• **Text section**
________________
Though it was not perfect by any stretch. One such date advocated for a fascist system of education in the first date, and recommended we go line dancing on the second. After practicing all day from videos on YouTube (I was practically unemployed at the time), I went to our meeting spot, where I waited for forty-five minutes. She texted me after that and she said she was going to shower and that it would be another thirty to forty-five minutes. I said that was not okay, and she texted saying she would never go on another date with me, “In a million years.”

Now, clearly she does not get her side of the story, but it was such a small set of moments that to dwell on it for longer than I already have is pointless. The thing to learn is that even with online dating, you can still hit snags. It doesn’t save everyone.

One of the questions on OkCupid was, “Should people with lower IQ’s not be allowed to have children?”

I thought this was a horrifying question, yet even more horrifying was that many people answered, “Yes.”

Suppose you took an IQ test and found yourself below the threshold some government calculated on being allowed to have children. How would that strike you?

Quite a lot of these ideas of “rationality” taken to their farthest extent had already occurred with the Third Reich.

People should read their history.

These are the sorts of thoughts I had as I plugged away on OkCupid, and much like other dating app users, I had questions like these which created a hard stop. Anyone who answered a question in that way was obviously not someone whose ideas I would like to explore.

Unfortunately I have reached that age in my life where someone’s intelligence and their intellectual acumen matter too much to me. I can see it in the way I spend more time with people and less time with others. It’s a useless dichotomy. When my wife’s profile stated that she had gone to Vanderbilt, my ears perked up. It was the very first thing I said to her when we met for that first time: “So Vanderbilt?”
________________
• **Data section**

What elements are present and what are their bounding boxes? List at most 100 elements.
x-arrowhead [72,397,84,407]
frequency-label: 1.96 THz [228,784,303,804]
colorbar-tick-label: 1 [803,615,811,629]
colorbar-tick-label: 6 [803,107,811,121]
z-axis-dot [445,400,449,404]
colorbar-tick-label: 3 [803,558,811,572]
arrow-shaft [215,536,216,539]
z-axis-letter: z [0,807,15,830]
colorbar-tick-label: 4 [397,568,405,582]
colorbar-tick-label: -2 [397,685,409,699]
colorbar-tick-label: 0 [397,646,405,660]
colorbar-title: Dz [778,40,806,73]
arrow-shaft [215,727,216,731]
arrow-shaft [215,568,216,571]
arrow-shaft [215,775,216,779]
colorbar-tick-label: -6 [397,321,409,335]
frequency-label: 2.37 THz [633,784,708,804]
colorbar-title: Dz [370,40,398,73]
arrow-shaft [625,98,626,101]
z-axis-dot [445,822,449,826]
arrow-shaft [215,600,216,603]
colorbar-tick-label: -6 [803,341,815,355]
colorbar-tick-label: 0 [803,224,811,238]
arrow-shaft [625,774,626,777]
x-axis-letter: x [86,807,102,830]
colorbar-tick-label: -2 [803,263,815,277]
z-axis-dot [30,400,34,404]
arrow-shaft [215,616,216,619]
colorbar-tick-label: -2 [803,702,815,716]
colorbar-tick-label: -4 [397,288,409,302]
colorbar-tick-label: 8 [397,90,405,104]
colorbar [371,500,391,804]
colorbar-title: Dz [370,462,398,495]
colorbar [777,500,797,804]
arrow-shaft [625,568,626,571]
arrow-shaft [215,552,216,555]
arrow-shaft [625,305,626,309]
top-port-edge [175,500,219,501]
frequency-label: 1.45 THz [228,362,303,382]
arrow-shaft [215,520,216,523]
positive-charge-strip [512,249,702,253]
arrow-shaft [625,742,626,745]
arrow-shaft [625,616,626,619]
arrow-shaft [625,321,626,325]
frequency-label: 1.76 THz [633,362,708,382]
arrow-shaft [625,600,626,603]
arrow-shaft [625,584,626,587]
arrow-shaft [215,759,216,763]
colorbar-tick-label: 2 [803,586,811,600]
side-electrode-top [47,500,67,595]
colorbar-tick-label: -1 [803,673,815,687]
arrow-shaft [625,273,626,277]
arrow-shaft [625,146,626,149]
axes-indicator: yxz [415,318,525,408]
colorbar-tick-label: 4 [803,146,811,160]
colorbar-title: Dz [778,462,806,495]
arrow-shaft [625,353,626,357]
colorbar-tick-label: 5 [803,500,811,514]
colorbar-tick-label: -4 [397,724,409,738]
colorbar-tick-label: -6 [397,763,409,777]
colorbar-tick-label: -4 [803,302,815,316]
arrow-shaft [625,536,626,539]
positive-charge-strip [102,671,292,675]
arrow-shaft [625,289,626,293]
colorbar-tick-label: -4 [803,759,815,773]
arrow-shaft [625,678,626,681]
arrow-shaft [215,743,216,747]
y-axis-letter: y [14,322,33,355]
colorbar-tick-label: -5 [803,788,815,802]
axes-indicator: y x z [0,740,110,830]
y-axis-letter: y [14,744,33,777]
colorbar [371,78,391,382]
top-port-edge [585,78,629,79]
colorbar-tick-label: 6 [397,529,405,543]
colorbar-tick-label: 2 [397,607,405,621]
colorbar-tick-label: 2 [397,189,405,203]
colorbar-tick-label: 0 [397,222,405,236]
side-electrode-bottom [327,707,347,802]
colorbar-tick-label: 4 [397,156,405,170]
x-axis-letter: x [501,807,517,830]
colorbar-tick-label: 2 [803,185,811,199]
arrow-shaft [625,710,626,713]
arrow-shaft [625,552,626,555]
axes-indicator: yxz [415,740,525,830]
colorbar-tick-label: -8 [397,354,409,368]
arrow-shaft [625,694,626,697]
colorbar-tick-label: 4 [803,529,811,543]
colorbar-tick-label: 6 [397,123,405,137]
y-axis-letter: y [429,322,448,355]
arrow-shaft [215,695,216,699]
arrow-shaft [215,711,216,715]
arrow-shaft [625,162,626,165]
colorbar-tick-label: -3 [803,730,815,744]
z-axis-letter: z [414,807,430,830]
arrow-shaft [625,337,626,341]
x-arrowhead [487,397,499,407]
________________
• **What you will do**
a. In the essay on online dating, how long did the writer wait at the meeting spot before the date texted?
b. Update a passage of the online dating essay: write it out again, starting with "Suppose you took" and going on through "the Third Reich.", with "IQ test" changed to "intelligence test".

• **Task-by-task solutions**
a. Forty-five minutes.

b.
Suppose you took an intelligence test and found yourself below the threshold some government calculated on being allowed to have children. How would that strike you?

Quite a lot of these ideas of “rationality” taken to their farthest extent had already occurred with the Third Reich.